▸ **Work to do**
Please quote the material exactly, every line of it.

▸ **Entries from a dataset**
+++++

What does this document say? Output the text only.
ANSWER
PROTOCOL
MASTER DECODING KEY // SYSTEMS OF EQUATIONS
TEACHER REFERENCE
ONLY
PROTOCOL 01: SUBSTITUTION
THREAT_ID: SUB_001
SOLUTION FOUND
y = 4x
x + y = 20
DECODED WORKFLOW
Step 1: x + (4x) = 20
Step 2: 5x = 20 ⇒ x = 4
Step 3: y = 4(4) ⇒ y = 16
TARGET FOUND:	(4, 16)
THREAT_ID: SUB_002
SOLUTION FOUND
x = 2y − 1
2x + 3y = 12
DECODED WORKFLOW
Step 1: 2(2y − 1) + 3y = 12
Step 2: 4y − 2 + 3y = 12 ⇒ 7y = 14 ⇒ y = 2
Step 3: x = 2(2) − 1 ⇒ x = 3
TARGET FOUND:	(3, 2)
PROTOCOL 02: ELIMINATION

+++++

▸ **Exercise output**
What does this document say? Output the text only.
ANSWER
PROTOCOL
MASTER DECODING KEY // SYSTEMS OF EQUATIONS
TEACHER REFERENCE
ONLY
PROTOCOL 01: SUBSTITUTION
THREAT_ID: SUB_001
SOLUTION FOUND
y = 4x
x + y = 20
DECODED WORKFLOW
Step 1: x + (4x) = 20
Step 2: 5x = 20 ⇒ x = 4
Step 3: y = 4(4) ⇒ y = 16
TARGET FOUND:	(4, 16)
THREAT_ID: SUB_002
SOLUTION FOUND
x = 2y − 1
2x + 3y = 12
DECODED WORKFLOW
Step 1: 2(2y − 1) + 3y = 12
Step 2: 4y − 2 + 3y = 12 ⇒ 7y = 14 ⇒ y = 2
Step 3: x = 2(2) − 1 ⇒ x = 3
TARGET FOUND:	(3, 2)
PROTOCOL 02: ELIMINATION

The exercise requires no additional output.